Problem details ▸ Quote the listing below in full and exactly as written, but omit every picture.

— start Materials provided —

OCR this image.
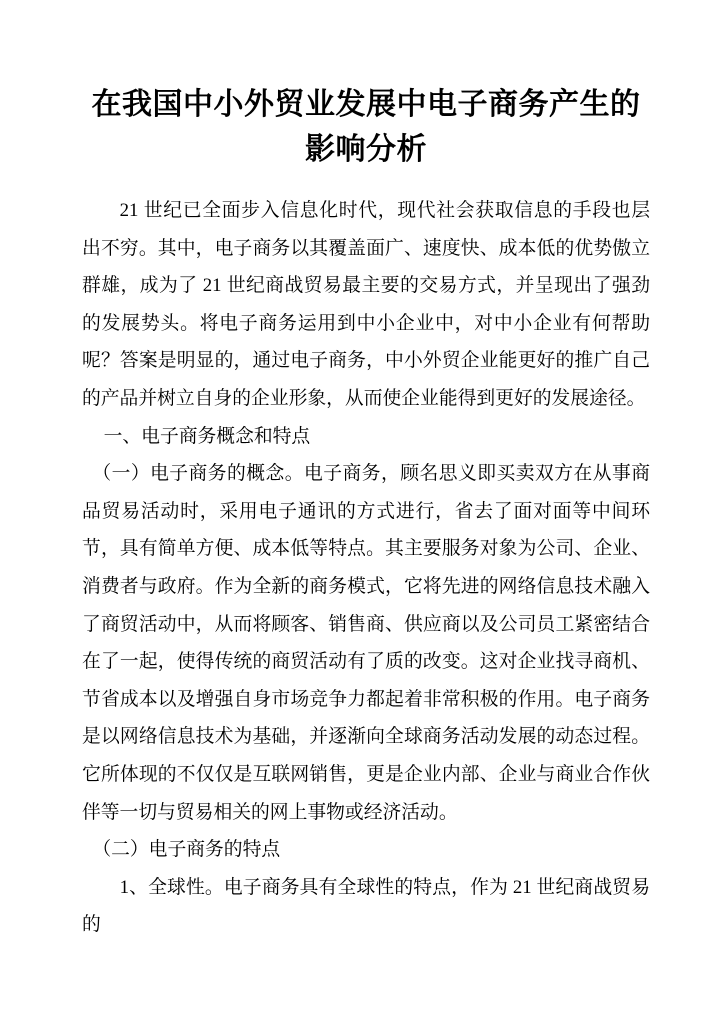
在我国中小外贸业发展中电子商务产生的影响分析

21 世纪已全面步入信息化时代，现代社会获取信息的手段也层出不穷。其中，电子商务以其覆盖面广、速度快、成本低的优势傲立群雄，成为了 21 世纪商战贸易最主要的交易方式，并呈现出了强劲的发展势头。将电子商务运用到中小企业中，对中小企业有何帮助呢？答案是明显的，通过电子商务，中小外贸企业能更好的推广自己的产品并树立自身的企业形象，从而使企业能得到更好的发展途径。

一、电子商务概念和特点

（一）电子商务的概念。电子商务，顾名思义即买卖双方在从事商品贸易活动时，采用电子通讯的方式进行，省去了面对面等中间环节，具有简单方便、成本低等特点。其主要服务对象为公司、企业、消费者与政府。作为全新的商务模式，它将先进的网络信息技术融入了商贸活动中，从而将顾客、销售商、供应商以及公司员工紧密结合在了一起，使得传统的商贸活动有了质的改变。这对企业找寻商机、节省成本以及增强自身市场竞争力都起着非常积极的作用。电子商务是以网络信息技术为基础，并逐渐向全球商务活动发展的动态过程。它所体现的不仅仅是互联网销售，更是企业内部、企业与商业合作伙伴等一切与贸易相关的网上事物或经济活动。

（二）电子商务的特点

1、全球性。电子商务具有全球性的特点，作为 21 世纪商战贸易的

— end Materials provided —

Result of this exercise ▸
OCR this image.
在我国中小外贸业发展中电子商务产生的影响分析

21 世纪已全面步入信息化时代，现代社会获取信息的手段也层出不穷。其中，电子商务以其覆盖面广、速度快、成本低的优势傲立群雄，成为了 21 世纪商战贸易最主要的交易方式，并呈现出了强劲的发展势头。将电子商务运用到中小企业中，对中小企业有何帮助呢？答案是明显的，通过电子商务，中小外贸企业能更好的推广自己的产品并树立自身的企业形象，从而使企业能得到更好的发展途径。

一、电子商务概念和特点

（一）电子商务的概念。电子商务，顾名思义即买卖双方在从事商品贸易活动时，采用电子通讯的方式进行，省去了面对面等中间环节，具有简单方便、成本低等特点。其主要服务对象为公司、企业、消费者与政府。作为全新的商务模式，它将先进的网络信息技术融入了商贸活动中，从而将顾客、销售商、供应商以及公司员工紧密结合在了一起，使得传统的商贸活动有了质的改变。这对企业找寻商机、节省成本以及增强自身市场竞争力都起着非常积极的作用。电子商务是以网络信息技术为基础，并逐渐向全球商务活动发展的动态过程。它所体现的不仅仅是互联网销售，更是企业内部、企业与商业合作伙伴等一切与贸易相关的网上事物或经济活动。

（二）电子商务的特点

1、全球性。电子商务具有全球性的特点，作为 21 世纪商战贸易的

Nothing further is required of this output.